> Exercise objective: Looking at the data below, count the lines that contain the string "heraldika". Write only the total.

:: Records provided ::

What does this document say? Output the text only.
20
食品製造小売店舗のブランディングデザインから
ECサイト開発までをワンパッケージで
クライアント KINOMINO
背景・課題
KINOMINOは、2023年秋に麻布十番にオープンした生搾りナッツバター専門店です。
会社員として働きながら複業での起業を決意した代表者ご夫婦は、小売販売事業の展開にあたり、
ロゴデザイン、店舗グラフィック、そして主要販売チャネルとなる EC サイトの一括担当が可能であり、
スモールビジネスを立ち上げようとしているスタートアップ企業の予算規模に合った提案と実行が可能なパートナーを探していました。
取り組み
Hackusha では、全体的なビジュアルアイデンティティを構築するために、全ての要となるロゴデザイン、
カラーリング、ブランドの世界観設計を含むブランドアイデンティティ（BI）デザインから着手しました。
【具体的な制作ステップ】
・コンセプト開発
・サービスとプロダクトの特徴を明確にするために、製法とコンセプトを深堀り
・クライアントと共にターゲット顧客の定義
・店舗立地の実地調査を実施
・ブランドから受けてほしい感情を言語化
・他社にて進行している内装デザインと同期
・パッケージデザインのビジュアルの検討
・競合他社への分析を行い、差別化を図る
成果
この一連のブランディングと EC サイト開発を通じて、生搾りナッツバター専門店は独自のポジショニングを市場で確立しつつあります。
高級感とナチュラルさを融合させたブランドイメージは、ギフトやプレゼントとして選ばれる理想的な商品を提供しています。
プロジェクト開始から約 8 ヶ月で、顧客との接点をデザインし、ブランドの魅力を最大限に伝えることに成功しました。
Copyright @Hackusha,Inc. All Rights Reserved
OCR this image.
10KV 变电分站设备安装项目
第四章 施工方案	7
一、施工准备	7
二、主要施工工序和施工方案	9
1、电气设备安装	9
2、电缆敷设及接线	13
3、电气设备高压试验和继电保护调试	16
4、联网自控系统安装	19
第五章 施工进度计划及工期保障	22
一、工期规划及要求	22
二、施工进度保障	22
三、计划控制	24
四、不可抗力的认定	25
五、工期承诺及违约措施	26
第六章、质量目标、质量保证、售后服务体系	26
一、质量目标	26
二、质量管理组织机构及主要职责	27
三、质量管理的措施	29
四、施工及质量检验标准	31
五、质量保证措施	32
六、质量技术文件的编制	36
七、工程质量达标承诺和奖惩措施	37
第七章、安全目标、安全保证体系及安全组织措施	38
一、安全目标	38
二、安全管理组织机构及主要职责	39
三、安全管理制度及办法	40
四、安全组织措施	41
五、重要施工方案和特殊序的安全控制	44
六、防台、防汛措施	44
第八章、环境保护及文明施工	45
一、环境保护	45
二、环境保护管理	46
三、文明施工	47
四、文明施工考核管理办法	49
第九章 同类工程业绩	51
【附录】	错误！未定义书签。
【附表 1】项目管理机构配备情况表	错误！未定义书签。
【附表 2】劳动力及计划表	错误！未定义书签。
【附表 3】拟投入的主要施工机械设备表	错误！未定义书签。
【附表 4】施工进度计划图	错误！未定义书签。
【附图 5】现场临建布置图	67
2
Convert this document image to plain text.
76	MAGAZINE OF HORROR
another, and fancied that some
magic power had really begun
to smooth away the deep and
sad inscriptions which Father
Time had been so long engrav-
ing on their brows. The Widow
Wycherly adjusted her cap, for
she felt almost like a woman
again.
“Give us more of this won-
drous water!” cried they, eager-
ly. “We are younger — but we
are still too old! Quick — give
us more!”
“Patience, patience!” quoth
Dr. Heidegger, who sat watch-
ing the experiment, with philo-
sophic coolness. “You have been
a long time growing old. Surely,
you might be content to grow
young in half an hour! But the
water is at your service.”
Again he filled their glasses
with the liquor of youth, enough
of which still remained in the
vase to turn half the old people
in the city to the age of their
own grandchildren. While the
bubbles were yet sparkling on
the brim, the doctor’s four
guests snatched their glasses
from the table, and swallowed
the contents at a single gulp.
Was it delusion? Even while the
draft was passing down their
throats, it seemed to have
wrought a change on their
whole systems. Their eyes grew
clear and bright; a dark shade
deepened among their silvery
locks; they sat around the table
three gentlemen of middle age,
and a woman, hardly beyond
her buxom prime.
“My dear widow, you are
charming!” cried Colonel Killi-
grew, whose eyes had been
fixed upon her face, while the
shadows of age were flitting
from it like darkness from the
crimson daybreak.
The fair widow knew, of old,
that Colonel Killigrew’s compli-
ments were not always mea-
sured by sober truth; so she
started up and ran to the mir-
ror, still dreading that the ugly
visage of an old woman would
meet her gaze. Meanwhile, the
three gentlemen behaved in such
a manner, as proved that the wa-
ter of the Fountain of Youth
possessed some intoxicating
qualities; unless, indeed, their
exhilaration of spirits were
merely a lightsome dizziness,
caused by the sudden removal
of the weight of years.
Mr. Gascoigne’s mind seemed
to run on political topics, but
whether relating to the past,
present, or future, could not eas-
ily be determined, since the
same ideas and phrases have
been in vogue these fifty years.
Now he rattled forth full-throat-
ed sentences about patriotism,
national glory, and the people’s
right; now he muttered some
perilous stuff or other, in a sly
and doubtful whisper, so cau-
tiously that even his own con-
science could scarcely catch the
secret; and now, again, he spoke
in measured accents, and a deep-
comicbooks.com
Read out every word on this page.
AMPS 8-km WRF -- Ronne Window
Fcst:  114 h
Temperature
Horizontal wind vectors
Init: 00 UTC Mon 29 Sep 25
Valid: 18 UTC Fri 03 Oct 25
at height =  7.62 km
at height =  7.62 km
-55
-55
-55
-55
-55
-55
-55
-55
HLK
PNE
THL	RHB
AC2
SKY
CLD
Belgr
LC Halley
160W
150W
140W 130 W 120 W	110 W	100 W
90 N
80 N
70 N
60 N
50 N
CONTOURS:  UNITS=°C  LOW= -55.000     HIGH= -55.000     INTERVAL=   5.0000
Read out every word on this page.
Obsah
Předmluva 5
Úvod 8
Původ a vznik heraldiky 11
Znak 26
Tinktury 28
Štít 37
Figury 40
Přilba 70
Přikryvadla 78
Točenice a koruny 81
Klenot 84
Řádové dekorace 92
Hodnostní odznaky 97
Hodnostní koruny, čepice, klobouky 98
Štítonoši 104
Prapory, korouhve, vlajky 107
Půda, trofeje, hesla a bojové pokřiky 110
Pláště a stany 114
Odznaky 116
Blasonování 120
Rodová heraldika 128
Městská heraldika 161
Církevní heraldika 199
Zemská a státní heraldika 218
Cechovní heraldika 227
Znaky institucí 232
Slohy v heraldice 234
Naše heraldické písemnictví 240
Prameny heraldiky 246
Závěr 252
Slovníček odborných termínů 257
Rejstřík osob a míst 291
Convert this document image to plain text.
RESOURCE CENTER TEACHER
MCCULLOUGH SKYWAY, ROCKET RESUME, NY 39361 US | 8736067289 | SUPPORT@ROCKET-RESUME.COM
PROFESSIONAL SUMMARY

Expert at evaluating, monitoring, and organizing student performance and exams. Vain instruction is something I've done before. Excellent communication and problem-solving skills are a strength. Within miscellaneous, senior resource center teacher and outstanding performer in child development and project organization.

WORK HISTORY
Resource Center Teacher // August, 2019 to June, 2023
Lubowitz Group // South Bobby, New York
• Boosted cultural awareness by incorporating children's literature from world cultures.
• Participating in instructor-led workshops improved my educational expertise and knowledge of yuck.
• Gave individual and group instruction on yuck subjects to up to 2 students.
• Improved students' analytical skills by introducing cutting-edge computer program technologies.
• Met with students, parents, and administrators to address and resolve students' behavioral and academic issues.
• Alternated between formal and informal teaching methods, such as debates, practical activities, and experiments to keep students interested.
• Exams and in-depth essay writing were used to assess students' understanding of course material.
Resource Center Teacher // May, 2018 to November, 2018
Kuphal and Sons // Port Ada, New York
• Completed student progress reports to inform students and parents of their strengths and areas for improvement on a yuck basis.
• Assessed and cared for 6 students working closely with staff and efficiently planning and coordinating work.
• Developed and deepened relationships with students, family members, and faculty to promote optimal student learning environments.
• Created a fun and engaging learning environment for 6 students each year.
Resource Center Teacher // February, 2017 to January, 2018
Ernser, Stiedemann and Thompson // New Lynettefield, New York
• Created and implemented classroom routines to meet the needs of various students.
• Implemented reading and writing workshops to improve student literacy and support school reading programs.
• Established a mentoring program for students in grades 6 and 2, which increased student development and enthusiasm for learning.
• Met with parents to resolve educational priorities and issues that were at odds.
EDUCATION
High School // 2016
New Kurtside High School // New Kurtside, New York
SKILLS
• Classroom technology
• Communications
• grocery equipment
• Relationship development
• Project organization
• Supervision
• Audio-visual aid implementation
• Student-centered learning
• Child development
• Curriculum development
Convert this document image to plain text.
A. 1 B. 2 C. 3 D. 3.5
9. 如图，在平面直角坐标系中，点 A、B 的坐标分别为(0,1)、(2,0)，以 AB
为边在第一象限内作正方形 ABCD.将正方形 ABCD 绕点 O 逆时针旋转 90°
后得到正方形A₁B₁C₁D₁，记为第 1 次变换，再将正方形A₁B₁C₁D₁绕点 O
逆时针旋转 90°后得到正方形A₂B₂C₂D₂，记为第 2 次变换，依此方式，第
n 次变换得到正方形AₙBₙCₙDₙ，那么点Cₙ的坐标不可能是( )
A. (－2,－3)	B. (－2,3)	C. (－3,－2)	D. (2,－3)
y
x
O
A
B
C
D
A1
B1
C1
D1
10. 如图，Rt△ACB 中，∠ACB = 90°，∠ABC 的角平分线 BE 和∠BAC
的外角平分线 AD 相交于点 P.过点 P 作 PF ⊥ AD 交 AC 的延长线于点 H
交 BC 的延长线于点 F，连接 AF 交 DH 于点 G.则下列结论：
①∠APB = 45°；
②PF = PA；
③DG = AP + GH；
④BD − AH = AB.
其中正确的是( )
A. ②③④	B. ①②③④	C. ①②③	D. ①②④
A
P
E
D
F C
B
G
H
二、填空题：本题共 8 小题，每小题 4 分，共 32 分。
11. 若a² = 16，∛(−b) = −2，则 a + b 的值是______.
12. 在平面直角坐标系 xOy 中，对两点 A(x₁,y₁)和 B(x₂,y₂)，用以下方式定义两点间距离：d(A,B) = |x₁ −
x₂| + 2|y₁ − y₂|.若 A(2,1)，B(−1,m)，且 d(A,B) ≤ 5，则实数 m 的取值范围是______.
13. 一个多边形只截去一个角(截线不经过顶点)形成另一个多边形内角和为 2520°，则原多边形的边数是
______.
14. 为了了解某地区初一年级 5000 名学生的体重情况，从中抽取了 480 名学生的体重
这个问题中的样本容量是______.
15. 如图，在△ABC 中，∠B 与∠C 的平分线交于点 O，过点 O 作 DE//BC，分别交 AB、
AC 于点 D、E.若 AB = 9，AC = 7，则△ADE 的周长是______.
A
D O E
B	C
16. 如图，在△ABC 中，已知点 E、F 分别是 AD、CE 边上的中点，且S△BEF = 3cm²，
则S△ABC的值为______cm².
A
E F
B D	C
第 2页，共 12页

:::

> Written response: 5